**Exercise directions**
Your answer should be only a number: how many lines include the word "реализация".

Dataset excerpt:
----------
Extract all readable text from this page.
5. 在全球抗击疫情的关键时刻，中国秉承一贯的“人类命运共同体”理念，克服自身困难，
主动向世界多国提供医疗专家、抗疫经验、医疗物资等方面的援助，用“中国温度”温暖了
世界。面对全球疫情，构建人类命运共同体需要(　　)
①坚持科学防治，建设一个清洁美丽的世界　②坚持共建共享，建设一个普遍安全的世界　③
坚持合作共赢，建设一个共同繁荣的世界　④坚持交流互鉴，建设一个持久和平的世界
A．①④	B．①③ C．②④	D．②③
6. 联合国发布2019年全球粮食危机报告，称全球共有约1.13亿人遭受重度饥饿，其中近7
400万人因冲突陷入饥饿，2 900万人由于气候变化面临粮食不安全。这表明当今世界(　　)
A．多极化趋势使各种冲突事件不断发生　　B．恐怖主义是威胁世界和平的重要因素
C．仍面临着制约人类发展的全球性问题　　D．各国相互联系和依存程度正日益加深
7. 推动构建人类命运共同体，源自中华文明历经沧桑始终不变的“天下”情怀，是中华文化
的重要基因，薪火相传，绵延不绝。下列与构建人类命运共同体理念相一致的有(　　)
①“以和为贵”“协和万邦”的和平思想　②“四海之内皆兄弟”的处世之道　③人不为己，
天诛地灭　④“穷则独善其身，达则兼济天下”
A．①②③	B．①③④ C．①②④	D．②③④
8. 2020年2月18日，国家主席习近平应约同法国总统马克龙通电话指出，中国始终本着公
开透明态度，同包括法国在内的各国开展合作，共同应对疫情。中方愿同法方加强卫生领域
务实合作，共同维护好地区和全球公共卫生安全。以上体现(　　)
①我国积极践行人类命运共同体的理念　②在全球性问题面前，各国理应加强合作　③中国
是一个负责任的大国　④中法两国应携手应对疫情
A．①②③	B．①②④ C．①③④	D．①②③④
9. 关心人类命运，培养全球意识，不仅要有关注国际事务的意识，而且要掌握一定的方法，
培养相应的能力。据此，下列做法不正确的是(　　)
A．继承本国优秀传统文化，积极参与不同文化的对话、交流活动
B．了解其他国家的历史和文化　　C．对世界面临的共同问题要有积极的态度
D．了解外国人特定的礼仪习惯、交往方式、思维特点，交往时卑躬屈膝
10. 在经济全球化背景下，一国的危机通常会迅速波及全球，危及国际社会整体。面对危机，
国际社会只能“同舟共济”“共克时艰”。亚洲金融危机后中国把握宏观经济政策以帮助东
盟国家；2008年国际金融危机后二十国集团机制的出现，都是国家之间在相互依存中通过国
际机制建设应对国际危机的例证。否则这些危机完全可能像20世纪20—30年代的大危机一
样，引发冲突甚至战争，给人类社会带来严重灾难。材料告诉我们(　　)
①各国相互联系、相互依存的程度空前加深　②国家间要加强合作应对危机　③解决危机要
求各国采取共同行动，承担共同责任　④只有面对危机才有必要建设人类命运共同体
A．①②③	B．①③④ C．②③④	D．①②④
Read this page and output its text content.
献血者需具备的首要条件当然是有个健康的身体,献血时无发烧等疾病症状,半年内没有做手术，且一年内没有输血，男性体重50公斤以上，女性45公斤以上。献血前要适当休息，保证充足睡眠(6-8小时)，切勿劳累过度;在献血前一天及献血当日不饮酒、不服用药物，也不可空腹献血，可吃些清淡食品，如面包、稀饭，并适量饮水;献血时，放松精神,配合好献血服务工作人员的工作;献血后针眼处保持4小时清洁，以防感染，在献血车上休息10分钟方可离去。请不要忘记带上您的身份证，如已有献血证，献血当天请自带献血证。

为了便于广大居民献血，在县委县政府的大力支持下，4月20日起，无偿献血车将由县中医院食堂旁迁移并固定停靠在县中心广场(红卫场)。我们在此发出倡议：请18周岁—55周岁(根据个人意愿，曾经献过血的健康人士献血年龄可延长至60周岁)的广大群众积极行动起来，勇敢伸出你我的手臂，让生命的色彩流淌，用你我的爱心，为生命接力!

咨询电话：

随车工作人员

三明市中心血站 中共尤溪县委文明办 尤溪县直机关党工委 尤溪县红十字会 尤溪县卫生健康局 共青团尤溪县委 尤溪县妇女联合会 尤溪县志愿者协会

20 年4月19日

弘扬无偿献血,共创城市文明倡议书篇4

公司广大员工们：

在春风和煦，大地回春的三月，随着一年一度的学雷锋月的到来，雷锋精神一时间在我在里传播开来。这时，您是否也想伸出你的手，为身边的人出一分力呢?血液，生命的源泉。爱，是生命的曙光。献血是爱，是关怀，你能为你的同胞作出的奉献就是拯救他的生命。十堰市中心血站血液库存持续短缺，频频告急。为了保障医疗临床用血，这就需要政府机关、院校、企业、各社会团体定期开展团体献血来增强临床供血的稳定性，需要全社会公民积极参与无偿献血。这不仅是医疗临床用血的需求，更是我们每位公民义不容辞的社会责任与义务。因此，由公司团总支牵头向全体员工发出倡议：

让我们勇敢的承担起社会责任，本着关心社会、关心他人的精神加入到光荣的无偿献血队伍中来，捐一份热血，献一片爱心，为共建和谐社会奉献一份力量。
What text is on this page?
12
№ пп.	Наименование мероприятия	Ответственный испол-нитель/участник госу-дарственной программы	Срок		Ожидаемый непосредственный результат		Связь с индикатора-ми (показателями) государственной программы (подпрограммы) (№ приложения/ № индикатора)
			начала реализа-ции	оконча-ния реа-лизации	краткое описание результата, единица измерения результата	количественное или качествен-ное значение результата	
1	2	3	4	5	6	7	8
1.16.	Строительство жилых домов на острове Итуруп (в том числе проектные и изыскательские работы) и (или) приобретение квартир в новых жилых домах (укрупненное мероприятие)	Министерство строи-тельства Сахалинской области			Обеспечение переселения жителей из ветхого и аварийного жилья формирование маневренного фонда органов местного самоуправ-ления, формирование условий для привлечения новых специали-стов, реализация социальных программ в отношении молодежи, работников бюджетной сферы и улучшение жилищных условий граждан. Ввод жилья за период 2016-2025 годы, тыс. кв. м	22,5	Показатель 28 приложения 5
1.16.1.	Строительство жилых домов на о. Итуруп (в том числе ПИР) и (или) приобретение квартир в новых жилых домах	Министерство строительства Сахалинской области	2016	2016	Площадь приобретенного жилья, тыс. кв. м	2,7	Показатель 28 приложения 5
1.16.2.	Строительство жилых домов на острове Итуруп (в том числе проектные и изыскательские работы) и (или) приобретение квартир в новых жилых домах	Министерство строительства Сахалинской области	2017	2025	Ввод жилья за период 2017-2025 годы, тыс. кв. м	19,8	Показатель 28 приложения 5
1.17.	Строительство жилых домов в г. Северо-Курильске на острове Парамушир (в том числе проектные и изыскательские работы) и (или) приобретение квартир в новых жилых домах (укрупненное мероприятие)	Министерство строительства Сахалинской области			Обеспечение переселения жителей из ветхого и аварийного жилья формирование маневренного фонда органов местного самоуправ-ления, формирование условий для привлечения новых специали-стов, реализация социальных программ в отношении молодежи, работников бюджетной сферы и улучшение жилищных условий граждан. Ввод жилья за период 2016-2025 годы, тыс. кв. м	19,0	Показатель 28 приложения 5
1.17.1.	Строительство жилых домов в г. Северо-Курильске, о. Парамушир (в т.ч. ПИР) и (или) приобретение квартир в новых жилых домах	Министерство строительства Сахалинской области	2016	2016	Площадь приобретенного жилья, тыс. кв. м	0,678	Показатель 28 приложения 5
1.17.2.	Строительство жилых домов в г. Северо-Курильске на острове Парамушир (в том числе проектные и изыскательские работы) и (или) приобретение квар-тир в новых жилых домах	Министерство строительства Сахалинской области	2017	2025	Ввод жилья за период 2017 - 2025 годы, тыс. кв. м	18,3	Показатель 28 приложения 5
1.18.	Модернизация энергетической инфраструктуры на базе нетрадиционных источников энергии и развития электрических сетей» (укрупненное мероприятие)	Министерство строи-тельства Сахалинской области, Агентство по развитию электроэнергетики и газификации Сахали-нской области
----------
**Full solution**
2